Simple, Rails-Like Database Migrations Using Knex on AWS Lambda

For my current project, we’ve been using AWS Lambda as our backend. There are a handful of nice tutorials for connecting to an RDS database from an Lambda function. But I couldn’t find many for deploying new code along with a database migration.

Ideally, I’d like to be able to push new code along with a database migration and have both updated atomically. I suspect the large-scale way of solving this problem is to perform an update as a sequence of smaller, backwards-compatible updates. For Lambda functions with a lot of traffic, that’s probably the best way to go. But for Lambda functions without a lot of load, it would definitely be a lot more convenient to be able update both atomically.

So here’s how I solved that problem with Knex.js.

Migrate on Deploy

What makes this problem tricky is that at any given time, you could potentially have multiple invocations of your Lambda function running simultaneously. When you push out new code, not all of them will be updated at once.

It’s important to remember that there are two cases when code is run in your AWS Lambda function: when your function runs the first time in a given container (which is when your initialization gets run) and when your function handler gets invoked during normal operation.

__Exercises to complete__.
• a. Answer these questions from the article on Knex migrations, one answer a line:
(i) What does the project use as its backend?
(ii) Which library is used to solve the migration problem?
(iii) In what two cases is code run in the Lambda function?
• b. Revise the part of the article on Knex migrations that opens with the words containing "Ideally, I’d like" and closes with "update both atomically.", putting "requests" in place of "traffic".
The data that comes next is separate material, apart from the article on Knex migrations.

__Data records__.
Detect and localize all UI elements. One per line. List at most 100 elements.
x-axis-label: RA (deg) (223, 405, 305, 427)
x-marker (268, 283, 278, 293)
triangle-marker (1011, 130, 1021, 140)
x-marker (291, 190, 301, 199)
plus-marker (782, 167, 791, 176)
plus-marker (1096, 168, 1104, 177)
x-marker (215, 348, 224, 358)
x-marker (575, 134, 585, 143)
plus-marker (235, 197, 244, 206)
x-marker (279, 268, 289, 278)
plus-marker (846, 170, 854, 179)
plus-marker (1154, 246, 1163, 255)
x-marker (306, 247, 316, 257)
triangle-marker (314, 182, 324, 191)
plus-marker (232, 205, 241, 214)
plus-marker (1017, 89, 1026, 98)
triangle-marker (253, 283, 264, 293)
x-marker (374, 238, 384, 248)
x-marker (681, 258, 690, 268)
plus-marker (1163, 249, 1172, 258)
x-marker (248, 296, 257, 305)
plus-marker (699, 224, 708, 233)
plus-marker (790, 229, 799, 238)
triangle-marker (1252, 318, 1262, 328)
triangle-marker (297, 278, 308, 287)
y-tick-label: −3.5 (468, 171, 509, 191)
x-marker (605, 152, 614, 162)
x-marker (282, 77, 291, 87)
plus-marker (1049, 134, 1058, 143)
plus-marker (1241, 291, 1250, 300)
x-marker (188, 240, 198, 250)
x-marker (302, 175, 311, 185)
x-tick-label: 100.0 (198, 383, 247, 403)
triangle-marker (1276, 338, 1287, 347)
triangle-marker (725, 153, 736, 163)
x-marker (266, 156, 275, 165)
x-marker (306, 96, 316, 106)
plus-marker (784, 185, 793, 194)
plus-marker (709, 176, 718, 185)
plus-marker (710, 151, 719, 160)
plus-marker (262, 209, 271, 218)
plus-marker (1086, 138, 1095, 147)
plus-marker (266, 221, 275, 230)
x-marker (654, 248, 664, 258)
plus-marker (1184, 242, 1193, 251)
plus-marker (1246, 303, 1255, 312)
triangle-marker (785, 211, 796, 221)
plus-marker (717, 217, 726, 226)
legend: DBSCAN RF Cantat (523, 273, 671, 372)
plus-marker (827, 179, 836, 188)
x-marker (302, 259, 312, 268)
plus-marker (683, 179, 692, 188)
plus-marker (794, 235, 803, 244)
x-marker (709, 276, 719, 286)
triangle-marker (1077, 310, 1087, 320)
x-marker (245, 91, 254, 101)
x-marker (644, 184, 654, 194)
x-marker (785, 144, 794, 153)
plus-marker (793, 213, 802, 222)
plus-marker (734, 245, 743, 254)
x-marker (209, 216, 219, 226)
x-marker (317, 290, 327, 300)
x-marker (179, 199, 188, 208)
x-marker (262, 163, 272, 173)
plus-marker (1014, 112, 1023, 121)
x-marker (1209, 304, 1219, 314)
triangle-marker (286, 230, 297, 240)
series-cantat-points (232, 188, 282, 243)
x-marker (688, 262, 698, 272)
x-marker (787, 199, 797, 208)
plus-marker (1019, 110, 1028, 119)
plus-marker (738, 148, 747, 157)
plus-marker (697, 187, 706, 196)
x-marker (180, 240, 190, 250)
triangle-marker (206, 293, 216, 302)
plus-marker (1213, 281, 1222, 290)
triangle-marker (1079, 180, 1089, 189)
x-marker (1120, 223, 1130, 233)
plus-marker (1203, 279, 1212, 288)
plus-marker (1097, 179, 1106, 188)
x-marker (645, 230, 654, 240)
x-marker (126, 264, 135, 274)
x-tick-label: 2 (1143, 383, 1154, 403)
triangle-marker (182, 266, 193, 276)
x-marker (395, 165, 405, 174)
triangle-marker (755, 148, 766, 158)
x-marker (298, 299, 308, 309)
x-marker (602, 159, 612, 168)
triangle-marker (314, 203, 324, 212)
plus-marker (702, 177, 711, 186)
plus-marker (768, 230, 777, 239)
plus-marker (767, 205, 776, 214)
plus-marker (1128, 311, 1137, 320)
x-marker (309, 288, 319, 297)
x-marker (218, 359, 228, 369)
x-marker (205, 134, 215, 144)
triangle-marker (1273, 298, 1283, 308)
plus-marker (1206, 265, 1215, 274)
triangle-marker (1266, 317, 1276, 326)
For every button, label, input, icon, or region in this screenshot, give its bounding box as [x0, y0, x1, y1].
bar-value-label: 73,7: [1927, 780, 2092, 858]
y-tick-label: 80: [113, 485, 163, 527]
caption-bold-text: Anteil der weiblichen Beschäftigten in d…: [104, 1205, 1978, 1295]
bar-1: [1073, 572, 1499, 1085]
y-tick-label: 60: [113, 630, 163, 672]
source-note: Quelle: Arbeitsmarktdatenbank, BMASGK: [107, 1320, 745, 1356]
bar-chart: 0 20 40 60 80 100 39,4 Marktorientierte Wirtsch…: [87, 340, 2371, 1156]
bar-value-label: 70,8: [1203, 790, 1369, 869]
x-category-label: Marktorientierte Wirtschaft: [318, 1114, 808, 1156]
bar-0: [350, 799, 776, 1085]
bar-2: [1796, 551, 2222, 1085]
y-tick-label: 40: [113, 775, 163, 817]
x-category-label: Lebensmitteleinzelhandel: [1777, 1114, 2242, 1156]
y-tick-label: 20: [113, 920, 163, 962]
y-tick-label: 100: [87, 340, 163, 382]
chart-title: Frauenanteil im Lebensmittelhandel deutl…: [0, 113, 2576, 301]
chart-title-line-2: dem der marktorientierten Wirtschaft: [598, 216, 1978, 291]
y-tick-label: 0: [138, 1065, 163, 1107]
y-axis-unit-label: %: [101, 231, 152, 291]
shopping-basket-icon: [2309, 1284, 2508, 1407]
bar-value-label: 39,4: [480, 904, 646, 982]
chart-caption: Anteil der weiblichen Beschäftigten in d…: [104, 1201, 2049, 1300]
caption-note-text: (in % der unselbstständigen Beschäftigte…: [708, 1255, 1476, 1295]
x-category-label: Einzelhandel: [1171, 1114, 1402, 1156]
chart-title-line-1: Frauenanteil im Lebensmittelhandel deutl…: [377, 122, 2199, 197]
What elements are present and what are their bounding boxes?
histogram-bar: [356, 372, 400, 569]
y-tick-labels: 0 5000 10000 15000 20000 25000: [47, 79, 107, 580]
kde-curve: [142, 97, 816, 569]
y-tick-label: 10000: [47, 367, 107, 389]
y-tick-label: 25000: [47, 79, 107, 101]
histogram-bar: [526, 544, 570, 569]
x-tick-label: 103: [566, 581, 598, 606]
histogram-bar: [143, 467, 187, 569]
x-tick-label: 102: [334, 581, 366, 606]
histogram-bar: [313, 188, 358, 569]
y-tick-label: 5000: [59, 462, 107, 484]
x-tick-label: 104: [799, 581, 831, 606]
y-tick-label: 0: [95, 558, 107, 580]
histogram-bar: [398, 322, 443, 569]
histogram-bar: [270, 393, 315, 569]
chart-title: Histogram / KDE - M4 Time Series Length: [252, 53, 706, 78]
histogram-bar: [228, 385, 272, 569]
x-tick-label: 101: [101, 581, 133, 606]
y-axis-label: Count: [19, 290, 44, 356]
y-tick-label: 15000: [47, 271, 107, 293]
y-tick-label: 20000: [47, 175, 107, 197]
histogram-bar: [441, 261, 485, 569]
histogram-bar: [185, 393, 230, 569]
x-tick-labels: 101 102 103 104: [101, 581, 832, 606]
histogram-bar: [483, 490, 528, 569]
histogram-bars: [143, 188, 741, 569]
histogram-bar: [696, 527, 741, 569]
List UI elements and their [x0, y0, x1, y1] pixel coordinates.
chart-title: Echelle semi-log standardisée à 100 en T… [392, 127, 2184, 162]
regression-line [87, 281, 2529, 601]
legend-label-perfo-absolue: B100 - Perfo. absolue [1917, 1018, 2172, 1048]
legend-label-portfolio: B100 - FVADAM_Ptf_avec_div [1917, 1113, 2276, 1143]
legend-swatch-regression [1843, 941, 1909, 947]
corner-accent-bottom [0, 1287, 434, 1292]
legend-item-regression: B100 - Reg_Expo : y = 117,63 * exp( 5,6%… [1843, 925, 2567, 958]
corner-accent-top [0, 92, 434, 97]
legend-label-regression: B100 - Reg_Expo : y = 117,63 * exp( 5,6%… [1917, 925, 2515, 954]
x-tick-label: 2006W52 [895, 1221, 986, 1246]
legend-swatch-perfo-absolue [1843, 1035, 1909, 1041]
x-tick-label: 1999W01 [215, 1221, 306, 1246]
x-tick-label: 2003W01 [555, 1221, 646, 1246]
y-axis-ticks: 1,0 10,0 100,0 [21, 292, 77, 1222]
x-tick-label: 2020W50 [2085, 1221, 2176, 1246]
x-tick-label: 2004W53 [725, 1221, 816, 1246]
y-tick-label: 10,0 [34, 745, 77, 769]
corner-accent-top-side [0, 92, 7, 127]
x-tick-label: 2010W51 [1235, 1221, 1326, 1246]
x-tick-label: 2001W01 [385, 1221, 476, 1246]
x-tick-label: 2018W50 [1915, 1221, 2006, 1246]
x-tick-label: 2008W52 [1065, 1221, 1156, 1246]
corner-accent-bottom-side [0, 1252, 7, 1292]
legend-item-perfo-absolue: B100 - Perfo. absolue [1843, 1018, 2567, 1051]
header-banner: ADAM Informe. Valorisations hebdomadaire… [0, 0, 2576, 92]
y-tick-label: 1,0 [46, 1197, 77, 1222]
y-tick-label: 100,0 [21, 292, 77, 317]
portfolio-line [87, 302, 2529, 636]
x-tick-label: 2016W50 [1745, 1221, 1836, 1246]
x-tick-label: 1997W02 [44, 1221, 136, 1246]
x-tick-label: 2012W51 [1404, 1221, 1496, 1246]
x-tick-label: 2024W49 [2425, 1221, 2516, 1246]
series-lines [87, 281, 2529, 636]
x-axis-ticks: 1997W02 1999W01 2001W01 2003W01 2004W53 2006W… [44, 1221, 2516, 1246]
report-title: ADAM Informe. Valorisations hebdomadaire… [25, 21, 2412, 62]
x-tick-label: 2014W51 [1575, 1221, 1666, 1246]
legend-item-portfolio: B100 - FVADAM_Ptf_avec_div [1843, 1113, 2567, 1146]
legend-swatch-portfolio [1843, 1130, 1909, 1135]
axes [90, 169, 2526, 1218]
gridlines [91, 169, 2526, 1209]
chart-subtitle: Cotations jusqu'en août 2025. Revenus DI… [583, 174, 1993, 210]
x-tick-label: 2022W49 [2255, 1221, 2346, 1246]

__The solutions__.
• a.
(i) AWS Lambda.
(ii) Knex.js.
(iii) When the function runs the first time in a given container (when initialization gets run), and when the function handler gets invoked during normal operation.

• b.
Ideally, I’d like to be able to push new code along with a database migration and have both updated atomically. I suspect the large-scale way of solving this problem is to perform an update as a sequence of smaller, backwards-compatible updates. For Lambda functions with a lot of requests, that’s probably the best way to go. But for Lambda functions without a lot of load, it would definitely be a lot more convenient to be able update both atomically.